### [GOAL OF THE EXERCISE]
Below are the records; copy every line in them that holds the string "reactions".

Stored entries:
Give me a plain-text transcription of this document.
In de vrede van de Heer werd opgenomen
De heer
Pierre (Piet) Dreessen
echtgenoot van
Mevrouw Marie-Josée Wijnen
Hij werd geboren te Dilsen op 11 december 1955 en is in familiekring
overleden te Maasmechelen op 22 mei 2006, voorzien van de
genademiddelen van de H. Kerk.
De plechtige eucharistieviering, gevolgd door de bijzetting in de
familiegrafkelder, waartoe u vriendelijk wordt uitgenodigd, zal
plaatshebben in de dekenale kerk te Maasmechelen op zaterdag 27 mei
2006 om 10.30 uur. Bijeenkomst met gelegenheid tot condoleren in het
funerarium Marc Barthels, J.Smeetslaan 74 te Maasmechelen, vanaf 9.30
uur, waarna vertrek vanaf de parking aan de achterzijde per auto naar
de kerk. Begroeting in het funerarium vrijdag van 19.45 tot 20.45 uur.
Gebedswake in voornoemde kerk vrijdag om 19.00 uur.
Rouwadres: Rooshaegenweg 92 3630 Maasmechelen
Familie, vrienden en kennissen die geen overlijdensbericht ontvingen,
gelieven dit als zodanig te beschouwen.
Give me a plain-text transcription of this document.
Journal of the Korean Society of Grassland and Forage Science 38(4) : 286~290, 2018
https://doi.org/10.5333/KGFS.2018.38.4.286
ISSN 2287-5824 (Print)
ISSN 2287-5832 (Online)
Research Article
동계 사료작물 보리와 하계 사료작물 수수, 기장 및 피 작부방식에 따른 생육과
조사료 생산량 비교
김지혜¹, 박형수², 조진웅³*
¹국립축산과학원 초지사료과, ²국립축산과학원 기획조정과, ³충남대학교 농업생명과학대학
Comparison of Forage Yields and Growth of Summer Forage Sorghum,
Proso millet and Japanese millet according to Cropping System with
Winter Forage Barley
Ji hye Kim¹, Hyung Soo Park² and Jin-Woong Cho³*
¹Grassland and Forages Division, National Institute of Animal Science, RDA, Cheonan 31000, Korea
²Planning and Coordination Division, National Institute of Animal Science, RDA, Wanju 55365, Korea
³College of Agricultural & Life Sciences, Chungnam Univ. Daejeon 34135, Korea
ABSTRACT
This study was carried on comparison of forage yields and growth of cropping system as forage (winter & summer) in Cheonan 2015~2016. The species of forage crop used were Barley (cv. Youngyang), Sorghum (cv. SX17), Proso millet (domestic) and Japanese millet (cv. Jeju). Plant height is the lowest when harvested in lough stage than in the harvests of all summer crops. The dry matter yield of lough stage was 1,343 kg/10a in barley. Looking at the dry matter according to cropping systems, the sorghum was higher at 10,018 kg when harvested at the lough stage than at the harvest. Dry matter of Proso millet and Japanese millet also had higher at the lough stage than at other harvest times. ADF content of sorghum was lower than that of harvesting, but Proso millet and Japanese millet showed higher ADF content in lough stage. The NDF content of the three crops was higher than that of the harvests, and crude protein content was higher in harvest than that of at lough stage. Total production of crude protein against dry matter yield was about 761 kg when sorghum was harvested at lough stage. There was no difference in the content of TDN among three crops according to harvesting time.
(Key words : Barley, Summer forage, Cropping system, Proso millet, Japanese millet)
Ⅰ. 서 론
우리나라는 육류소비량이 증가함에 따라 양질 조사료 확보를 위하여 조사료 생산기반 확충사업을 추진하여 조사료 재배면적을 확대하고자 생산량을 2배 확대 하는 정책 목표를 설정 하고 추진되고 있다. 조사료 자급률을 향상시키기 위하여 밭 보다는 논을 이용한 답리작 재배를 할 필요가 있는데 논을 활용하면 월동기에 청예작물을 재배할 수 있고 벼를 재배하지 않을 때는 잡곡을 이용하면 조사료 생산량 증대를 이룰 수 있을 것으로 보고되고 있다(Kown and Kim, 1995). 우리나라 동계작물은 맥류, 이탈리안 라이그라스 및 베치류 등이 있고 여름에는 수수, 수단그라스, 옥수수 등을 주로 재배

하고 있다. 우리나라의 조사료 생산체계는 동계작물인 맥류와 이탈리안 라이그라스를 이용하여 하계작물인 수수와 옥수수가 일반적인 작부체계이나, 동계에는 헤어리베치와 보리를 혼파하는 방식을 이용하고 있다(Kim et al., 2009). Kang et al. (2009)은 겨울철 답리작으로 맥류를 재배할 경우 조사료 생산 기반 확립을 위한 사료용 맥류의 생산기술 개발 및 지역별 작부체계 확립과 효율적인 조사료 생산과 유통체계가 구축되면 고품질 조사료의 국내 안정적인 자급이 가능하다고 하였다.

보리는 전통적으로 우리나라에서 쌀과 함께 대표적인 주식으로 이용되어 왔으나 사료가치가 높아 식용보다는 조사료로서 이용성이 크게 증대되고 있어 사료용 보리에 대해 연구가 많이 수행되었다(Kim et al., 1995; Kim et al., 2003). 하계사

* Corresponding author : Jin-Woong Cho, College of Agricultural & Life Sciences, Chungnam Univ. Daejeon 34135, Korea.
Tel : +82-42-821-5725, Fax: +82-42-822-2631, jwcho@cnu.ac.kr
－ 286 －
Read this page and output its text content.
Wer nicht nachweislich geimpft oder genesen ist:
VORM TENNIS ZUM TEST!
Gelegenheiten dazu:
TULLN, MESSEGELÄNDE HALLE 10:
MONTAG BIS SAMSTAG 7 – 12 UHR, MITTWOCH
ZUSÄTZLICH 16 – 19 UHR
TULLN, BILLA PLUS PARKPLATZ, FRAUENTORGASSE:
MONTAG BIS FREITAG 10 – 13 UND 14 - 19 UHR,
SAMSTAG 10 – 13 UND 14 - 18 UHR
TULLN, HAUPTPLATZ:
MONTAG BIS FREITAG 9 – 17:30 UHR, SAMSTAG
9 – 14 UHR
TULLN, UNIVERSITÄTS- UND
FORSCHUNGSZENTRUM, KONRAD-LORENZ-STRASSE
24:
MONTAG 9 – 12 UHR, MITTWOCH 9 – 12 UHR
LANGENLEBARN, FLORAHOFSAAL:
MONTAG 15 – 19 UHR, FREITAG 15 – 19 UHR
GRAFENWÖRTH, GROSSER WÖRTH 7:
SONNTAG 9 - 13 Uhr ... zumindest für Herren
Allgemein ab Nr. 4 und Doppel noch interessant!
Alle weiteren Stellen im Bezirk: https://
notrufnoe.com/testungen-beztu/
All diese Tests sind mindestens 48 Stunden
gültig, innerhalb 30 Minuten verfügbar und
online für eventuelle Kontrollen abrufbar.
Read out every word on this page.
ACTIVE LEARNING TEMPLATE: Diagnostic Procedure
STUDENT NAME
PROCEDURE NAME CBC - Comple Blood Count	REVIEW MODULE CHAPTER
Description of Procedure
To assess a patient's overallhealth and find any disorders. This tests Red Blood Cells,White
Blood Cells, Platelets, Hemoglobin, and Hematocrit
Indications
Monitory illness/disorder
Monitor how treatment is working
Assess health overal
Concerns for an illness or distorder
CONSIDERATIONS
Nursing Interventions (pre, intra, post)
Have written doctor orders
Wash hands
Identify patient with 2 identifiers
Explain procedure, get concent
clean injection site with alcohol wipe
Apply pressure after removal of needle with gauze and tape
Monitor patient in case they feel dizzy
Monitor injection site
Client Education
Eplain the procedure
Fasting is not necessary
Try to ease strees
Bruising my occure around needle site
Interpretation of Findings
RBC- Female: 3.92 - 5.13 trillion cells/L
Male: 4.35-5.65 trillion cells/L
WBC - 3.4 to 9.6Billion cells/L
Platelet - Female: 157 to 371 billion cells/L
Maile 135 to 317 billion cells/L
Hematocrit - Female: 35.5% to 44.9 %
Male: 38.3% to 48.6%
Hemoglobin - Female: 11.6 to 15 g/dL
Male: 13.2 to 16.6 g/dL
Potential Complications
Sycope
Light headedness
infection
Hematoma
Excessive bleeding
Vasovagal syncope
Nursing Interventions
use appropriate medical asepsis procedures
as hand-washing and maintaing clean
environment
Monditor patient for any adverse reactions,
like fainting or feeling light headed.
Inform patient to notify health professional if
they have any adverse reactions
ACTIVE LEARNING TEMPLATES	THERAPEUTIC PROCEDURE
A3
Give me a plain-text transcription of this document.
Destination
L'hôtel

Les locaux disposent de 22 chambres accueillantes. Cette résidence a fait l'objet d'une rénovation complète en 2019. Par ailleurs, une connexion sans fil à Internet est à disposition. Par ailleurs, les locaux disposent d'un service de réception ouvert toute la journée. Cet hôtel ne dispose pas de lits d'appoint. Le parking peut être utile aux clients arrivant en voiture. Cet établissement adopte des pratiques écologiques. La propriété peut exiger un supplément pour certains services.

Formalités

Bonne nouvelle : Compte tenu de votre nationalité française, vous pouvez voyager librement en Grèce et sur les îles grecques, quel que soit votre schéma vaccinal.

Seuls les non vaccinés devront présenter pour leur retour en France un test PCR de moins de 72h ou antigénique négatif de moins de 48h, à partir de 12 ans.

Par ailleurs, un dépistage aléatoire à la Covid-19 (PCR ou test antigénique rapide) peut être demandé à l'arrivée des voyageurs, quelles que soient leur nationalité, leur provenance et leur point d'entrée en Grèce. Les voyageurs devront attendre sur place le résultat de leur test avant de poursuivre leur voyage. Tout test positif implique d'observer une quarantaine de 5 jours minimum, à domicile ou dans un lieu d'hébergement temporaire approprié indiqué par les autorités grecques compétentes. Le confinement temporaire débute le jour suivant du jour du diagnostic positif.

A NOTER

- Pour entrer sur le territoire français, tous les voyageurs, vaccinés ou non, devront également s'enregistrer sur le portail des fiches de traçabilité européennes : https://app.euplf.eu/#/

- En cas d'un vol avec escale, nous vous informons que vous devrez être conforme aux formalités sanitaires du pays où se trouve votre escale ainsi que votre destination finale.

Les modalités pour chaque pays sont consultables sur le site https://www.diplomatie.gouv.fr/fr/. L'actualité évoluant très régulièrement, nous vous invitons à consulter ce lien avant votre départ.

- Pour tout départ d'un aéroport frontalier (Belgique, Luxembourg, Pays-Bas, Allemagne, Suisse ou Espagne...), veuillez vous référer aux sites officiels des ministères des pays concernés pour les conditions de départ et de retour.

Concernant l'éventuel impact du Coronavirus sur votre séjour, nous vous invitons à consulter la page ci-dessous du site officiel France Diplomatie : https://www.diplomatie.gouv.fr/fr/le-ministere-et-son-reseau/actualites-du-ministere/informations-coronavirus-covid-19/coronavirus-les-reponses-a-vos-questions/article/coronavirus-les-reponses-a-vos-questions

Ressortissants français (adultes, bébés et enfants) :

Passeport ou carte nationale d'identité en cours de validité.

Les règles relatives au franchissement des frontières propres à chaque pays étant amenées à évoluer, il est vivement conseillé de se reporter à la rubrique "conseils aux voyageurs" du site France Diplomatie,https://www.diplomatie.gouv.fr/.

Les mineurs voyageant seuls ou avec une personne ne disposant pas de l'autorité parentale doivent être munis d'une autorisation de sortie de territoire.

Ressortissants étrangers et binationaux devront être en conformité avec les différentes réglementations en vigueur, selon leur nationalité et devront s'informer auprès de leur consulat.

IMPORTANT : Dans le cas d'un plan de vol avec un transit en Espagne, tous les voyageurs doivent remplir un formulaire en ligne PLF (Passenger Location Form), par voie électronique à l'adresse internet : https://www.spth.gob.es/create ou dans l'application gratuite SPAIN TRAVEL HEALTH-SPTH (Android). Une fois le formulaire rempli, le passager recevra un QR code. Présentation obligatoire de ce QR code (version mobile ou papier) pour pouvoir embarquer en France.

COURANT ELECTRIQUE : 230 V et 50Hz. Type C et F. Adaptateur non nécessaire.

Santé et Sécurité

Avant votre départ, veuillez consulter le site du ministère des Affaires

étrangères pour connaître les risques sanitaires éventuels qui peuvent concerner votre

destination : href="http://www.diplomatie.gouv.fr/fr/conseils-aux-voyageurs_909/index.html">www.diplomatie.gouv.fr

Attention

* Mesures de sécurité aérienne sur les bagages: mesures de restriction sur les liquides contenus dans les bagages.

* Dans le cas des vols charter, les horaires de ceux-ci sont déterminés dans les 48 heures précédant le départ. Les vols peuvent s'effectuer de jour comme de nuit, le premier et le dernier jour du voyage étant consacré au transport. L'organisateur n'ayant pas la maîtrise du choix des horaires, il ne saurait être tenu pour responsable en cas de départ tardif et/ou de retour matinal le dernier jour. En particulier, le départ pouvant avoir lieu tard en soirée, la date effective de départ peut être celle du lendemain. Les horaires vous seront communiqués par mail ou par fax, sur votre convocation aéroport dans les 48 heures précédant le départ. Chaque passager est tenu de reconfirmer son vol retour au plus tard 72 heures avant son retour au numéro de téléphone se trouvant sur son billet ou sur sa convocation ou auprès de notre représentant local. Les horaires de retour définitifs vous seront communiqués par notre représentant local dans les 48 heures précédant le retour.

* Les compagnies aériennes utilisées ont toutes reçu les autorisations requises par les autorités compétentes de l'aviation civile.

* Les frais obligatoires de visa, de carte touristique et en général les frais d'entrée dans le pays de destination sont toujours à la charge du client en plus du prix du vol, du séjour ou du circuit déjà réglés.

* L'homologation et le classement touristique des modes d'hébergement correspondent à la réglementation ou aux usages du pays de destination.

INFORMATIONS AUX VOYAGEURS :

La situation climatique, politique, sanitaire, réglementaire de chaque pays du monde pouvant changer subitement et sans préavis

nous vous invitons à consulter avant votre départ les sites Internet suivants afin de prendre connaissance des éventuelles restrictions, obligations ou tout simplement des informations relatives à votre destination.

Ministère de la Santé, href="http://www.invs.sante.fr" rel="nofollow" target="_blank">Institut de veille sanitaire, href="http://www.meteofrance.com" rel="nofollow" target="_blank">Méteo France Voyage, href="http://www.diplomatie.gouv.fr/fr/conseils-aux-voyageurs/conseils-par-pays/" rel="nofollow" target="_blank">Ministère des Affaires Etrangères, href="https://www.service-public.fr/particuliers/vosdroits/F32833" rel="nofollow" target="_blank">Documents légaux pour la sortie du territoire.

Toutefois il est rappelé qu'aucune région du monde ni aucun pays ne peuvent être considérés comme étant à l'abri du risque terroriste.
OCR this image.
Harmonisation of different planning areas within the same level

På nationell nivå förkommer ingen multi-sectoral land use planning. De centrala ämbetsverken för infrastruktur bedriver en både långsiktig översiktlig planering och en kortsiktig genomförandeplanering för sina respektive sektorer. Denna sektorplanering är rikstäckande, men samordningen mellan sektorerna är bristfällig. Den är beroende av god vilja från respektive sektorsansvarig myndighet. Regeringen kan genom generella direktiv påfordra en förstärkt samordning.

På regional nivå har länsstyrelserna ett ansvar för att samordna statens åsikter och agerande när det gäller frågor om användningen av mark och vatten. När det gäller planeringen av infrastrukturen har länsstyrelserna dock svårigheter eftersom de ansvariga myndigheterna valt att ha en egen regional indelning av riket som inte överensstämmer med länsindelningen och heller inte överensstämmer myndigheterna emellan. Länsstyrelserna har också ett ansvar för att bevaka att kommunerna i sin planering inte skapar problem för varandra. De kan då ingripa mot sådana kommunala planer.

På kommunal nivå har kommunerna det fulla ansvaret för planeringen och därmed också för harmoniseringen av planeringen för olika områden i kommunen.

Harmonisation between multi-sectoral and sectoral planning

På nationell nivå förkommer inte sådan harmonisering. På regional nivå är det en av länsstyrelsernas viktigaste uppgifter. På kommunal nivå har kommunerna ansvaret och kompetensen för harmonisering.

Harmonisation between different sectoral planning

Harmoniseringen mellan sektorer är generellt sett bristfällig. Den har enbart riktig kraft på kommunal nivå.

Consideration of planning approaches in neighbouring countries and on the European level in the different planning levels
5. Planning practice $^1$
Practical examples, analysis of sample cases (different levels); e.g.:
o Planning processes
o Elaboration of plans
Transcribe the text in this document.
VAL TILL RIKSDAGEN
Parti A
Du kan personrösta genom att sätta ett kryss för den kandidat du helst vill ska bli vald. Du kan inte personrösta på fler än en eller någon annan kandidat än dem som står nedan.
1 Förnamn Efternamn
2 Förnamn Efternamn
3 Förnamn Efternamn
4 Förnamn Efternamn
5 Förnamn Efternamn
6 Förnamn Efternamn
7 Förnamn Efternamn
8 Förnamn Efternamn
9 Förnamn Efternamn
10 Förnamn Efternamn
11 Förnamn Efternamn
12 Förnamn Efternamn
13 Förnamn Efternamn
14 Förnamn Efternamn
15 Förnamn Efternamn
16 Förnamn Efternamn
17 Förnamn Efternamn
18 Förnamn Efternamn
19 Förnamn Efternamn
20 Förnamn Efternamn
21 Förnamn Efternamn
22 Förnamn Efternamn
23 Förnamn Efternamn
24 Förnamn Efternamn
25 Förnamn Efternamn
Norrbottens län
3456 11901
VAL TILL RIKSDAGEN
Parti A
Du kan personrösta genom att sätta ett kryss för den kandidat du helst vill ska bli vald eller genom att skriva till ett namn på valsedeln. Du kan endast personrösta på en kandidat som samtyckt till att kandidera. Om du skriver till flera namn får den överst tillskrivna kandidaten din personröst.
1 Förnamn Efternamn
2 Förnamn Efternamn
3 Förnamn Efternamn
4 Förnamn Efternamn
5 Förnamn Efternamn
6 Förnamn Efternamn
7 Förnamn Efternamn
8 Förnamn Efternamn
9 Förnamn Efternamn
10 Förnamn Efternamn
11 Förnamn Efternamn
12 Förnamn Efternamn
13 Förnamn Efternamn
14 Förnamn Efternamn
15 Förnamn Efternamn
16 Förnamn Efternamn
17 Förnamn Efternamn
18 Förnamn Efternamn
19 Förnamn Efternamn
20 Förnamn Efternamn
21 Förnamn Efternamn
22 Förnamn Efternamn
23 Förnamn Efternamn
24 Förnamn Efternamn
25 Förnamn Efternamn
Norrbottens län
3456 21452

### [RESPONSE BELOW]
Monditor patient for any adverse reactions,
they have any adverse reactions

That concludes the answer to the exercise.